A Dark Mystery In A Small Town
Russellville native Holly Goddard Jones takes her readers on a dark journey in her first novel, The Next Time You See Me (www.SimonandSchuster.com, $24.99). The mystery centers around several main characters and their connections with a hard-living woman gone missing. Each character exhibits both a humane side and a not-so-nice side, leaving the reader unsure, at times, about the characters’ mental stabilities.
Jones has masterfully avoided writing in a particular genre with this novel. During chapters written from Emily’s or Christopher’s point of view, middle school students in two very different social circles, the novel leans toward a young adult feel. However, Jones switches gears to a gritty adult novel when writing from the viewpoint of Wyatt, a lonely never-married older man, or of Susanna, sister of the missing woman. Despite this shift between ages, sensitive readers should be aware of some mature content and language.
Jones chose to set her story in the ’90s in the fictional small town of Roma, Kentucky.
“It’s natural for me to be drawn to writing about small-town life because I’ve lived the majority of my life in small towns,” she says. She reports that The Next Time You See Me is “very loosely inspired” by a crime that took place in Russellville when she was a girl.

Data extracts:
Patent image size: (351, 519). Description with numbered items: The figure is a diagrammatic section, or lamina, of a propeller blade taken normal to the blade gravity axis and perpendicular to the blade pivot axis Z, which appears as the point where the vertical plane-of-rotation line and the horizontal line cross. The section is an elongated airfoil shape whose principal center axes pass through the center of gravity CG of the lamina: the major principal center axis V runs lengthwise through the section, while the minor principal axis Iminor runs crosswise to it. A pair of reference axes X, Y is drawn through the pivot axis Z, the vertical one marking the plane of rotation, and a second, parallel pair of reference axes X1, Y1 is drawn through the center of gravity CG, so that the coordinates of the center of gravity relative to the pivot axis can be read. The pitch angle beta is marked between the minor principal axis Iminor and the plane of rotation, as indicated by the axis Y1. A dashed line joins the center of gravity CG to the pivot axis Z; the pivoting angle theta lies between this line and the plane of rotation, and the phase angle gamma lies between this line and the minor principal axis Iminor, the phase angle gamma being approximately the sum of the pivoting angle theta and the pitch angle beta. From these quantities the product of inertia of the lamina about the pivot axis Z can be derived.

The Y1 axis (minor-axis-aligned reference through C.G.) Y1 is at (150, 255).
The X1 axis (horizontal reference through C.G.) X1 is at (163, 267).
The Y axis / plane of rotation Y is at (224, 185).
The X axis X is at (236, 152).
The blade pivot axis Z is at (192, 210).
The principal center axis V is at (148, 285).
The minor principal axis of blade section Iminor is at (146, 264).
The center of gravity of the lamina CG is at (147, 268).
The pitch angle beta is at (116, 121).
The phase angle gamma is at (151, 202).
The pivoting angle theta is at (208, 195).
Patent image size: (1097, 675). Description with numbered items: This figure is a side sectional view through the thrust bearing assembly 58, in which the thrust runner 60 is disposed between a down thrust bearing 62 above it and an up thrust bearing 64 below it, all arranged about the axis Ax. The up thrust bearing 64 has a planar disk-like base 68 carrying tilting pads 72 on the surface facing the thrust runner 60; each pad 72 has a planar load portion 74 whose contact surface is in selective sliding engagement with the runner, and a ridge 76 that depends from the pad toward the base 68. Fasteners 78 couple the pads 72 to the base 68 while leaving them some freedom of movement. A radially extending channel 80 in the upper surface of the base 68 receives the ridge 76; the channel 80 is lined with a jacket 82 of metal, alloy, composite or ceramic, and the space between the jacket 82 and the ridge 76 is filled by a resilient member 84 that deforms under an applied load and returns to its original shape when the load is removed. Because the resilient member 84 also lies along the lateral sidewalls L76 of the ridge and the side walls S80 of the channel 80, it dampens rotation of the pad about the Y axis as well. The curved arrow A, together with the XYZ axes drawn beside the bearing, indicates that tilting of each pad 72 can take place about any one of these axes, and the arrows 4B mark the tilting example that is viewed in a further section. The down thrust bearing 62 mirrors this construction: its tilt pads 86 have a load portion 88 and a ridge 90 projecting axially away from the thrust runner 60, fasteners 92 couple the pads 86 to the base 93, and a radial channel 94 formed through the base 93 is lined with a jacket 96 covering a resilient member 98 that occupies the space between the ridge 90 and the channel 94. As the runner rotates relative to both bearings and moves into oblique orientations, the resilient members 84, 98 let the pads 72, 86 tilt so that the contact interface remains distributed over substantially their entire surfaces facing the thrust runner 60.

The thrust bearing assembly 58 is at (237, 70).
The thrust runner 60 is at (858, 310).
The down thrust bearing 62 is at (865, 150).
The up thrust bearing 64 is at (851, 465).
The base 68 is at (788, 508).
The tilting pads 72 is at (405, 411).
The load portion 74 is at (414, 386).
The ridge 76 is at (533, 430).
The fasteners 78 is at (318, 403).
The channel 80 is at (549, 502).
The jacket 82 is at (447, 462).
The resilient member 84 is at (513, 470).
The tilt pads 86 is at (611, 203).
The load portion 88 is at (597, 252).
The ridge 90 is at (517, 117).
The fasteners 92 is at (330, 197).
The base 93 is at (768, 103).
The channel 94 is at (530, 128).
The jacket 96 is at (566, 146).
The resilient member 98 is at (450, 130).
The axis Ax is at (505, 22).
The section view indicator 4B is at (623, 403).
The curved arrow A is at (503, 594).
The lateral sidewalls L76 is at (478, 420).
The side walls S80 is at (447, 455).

Requirement: Reproduce the book review above word for word, from its title through its last sentence.

Exercise output:
A Dark Mystery In A Small Town
Russellville native Holly Goddard Jones takes her readers on a dark journey in her first novel, The Next Time You See Me (www.SimonandSchuster.com, $24.99). The mystery centers around several main characters and their connections with a hard-living woman gone missing. Each character exhibits both a humane side and a not-so-nice side, leaving the reader unsure, at times, about the characters’ mental stabilities.
Jones has masterfully avoided writing in a particular genre with this novel. During chapters written from Emily’s or Christopher’s point of view, middle school students in two very different social circles, the novel leans toward a young adult feel. However, Jones switches gears to a gritty adult novel when writing from the viewpoint of Wyatt, a lonely never-married older man, or of Susanna, sister of the missing woman. Despite this shift between ages, sensitive readers should be aware of some mature content and language.
Jones chose to set her story in the ’90s in the fictional small town of Roma, Kentucky.
“It’s natural for me to be drawn to writing about small-town life because I’ve lived the majority of my life in small towns,” she says. She reports that The Next Time You See Me is “very loosely inspired” by a crime that took place in Russellville when she was a girl.